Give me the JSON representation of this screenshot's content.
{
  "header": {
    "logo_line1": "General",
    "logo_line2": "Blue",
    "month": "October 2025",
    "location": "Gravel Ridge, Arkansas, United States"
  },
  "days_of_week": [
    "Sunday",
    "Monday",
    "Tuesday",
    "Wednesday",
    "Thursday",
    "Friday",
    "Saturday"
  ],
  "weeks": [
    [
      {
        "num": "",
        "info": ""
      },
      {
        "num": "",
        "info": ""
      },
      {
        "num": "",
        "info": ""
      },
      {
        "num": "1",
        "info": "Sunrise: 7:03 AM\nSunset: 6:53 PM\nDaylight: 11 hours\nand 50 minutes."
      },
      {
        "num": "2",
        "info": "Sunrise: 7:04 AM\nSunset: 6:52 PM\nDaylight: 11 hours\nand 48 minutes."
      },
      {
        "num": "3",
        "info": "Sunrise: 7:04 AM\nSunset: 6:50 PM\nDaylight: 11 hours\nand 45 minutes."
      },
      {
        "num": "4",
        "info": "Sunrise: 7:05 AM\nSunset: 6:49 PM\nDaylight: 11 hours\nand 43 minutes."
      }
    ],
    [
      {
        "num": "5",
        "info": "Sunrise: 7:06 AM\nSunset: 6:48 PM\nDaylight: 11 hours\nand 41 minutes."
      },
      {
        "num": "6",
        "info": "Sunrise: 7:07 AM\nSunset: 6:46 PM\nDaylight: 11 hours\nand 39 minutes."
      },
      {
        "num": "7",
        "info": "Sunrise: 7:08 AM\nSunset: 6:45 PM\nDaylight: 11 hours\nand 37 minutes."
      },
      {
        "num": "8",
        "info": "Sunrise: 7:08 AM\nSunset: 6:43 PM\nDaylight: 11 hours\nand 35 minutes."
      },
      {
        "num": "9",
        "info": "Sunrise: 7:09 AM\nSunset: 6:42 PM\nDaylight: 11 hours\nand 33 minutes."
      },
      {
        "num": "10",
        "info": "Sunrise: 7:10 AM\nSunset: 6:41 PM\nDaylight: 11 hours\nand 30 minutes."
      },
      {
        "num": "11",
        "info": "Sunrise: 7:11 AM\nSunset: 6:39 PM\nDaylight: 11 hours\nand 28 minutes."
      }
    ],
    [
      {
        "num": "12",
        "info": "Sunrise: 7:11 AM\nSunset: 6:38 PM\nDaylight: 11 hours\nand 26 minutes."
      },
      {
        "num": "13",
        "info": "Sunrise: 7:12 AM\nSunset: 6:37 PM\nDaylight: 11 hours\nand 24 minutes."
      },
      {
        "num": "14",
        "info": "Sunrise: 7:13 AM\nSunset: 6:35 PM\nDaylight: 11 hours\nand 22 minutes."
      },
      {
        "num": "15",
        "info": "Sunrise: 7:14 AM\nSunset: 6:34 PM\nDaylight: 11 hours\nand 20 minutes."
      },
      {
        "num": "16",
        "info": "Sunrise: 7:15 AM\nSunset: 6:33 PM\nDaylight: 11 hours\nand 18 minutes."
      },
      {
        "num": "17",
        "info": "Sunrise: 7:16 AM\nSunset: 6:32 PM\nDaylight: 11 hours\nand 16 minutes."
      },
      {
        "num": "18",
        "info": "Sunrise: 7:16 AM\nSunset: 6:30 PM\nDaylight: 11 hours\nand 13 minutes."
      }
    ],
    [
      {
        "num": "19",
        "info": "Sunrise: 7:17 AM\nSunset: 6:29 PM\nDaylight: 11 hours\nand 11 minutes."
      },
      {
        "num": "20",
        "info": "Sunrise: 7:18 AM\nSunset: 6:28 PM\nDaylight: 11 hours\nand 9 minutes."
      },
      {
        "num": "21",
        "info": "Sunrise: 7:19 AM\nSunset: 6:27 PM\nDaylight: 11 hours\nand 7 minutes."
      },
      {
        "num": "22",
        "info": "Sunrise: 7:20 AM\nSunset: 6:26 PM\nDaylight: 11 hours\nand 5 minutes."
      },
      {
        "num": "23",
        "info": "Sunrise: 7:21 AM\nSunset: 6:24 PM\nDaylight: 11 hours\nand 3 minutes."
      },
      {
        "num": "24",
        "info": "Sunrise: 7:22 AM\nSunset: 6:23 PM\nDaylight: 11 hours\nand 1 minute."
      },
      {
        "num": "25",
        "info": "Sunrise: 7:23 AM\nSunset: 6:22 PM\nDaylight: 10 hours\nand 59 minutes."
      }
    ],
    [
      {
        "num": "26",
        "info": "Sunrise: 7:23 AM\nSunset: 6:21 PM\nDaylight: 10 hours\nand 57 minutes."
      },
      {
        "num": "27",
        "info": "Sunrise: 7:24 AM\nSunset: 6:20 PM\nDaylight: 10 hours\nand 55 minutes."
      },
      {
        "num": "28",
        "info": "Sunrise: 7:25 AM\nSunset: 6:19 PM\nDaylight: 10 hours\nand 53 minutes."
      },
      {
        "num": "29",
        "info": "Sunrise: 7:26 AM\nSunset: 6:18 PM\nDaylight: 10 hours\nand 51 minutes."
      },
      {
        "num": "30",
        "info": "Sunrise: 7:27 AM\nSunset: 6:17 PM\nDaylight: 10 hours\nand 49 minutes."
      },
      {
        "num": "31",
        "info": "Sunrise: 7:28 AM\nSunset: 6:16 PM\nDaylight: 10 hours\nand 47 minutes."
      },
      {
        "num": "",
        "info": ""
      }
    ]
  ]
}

> [DIRECTIONS]: Each entry must be reproduced verbatim.

> [CORRECT RESPONSE]:
Give me the JSON representation of this screenshot's content.
{
  "header": {
    "logo_line1": "General",
    "logo_line2": "Blue",
    "month": "October 2025",
    "location": "Gravel Ridge, Arkansas, United States"
  },
  "days_of_week": [
    "Sunday",
    "Monday",
    "Tuesday",
    "Wednesday",
    "Thursday",
    "Friday",
    "Saturday"
  ],
  "weeks": [
    [
      {
        "num": "",
        "info": ""
      },
      {
        "num": "",
        "info": ""
      },
      {
        "num": "",
        "info": ""
      },
      {
        "num": "1",
        "info": "Sunrise: 7:03 AM\nSunset: 6:53 PM\nDaylight: 11 hours\nand 50 minutes."
      },
      {
        "num": "2",
        "info": "Sunrise: 7:04 AM\nSunset: 6:52 PM\nDaylight: 11 hours\nand 48 minutes."
      },
      {
        "num": "3",
        "info": "Sunrise: 7:04 AM\nSunset: 6:50 PM\nDaylight: 11 hours\nand 45 minutes."
      },
      {
        "num": "4",
        "info": "Sunrise: 7:05 AM\nSunset: 6:49 PM\nDaylight: 11 hours\nand 43 minutes."
      }
    ],
    [
      {
        "num": "5",
        "info": "Sunrise: 7:06 AM\nSunset: 6:48 PM\nDaylight: 11 hours\nand 41 minutes."
      },
      {
        "num": "6",
        "info": "Sunrise: 7:07 AM\nSunset: 6:46 PM\nDaylight: 11 hours\nand 39 minutes."
      },
      {
        "num": "7",
        "info": "Sunrise: 7:08 AM\nSunset: 6:45 PM\nDaylight: 11 hours\nand 37 minutes."
      },
      {
        "num": "8",
        "info": "Sunrise: 7:08 AM\nSunset: 6:43 PM\nDaylight: 11 hours\nand 35 minutes."
      },
      {
        "num": "9",
        "info": "Sunrise: 7:09 AM\nSunset: 6:42 PM\nDaylight: 11 hours\nand 33 minutes."
      },
      {
        "num": "10",
        "info": "Sunrise: 7:10 AM\nSunset: 6:41 PM\nDaylight: 11 hours\nand 30 minutes."
      },
      {
        "num": "11",
        "info": "Sunrise: 7:11 AM\nSunset: 6:39 PM\nDaylight: 11 hours\nand 28 minutes."
      }
    ],
    [
      {
        "num": "12",
        "info": "Sunrise: 7:11 AM\nSunset: 6:38 PM\nDaylight: 11 hours\nand 26 minutes."
      },
      {
        "num": "13",
        "info": "Sunrise: 7:12 AM\nSunset: 6:37 PM\nDaylight: 11 hours\nand 24 minutes."
      },
      {
        "num": "14",
        "info": "Sunrise: 7:13 AM\nSunset: 6:35 PM\nDaylight: 11 hours\nand 22 minutes."
      },
      {
        "num": "15",
        "info": "Sunrise: 7:14 AM\nSunset: 6:34 PM\nDaylight: 11 hours\nand 20 minutes."
      },
      {
        "num": "16",
        "info": "Sunrise: 7:15 AM\nSunset: 6:33 PM\nDaylight: 11 hours\nand 18 minutes."
      },
      {
        "num": "17",
        "info": "Sunrise: 7:16 AM\nSunset: 6:32 PM\nDaylight: 11 hours\nand 16 minutes."
      },
      {
        "num": "18",
        "info": "Sunrise: 7:16 AM\nSunset: 6:30 PM\nDaylight: 11 hours\nand 13 minutes."
      }
    ],
    [
      {
        "num": "19",
        "info": "Sunrise: 7:17 AM\nSunset: 6:29 PM\nDaylight: 11 hours\nand 11 minutes."
      },
      {
        "num": "20",
        "info": "Sunrise: 7:18 AM\nSunset: 6:28 PM\nDaylight: 11 hours\nand 9 minutes."
      },
      {
        "num": "21",
        "info": "Sunrise: 7:19 AM\nSunset: 6:27 PM\nDaylight: 11 hours\nand 7 minutes."
      },
      {
        "num": "22",
        "info": "Sunrise: 7:20 AM\nSunset: 6:26 PM\nDaylight: 11 hours\nand 5 minutes."
      },
      {
        "num": "23",
        "info": "Sunrise: 7:21 AM\nSunset: 6:24 PM\nDaylight: 11 hours\nand 3 minutes."
      },
      {
        "num": "24",
        "info": "Sunrise: 7:22 AM\nSunset: 6:23 PM\nDaylight: 11 hours\nand 1 minute."
      },
      {
        "num": "25",
        "info": "Sunrise: 7:23 AM\nSunset: 6:22 PM\nDaylight: 10 hours\nand 59 minutes."
      }
    ],
    [
      {
        "num": "26",
        "info": "Sunrise: 7:23 AM\nSunset: 6:21 PM\nDaylight: 10 hours\nand 57 minutes."
      },
      {
        "num": "27",
        "info": "Sunrise: 7:24 AM\nSunset: 6:20 PM\nDaylight: 10 hours\nand 55 minutes."
      },
      {
        "num": "28",
        "info": "Sunrise: 7:25 AM\nSunset: 6:19 PM\nDaylight: 10 hours\nand 53 minutes."
      },
      {
        "num": "29",
        "info": "Sunrise: 7:26 AM\nSunset: 6:18 PM\nDaylight: 10 hours\nand 51 minutes."
      },
      {
        "num": "30",
        "info": "Sunrise: 7:27 AM\nSunset: 6:17 PM\nDaylight: 10 hours\nand 49 minutes."
      },
      {
        "num": "31",
        "info": "Sunrise: 7:28 AM\nSunset: 6:16 PM\nDaylight: 10 hours\nand 47 minutes."
      },
      {
        "num": "",
        "info": ""
      }
    ]
  ]
}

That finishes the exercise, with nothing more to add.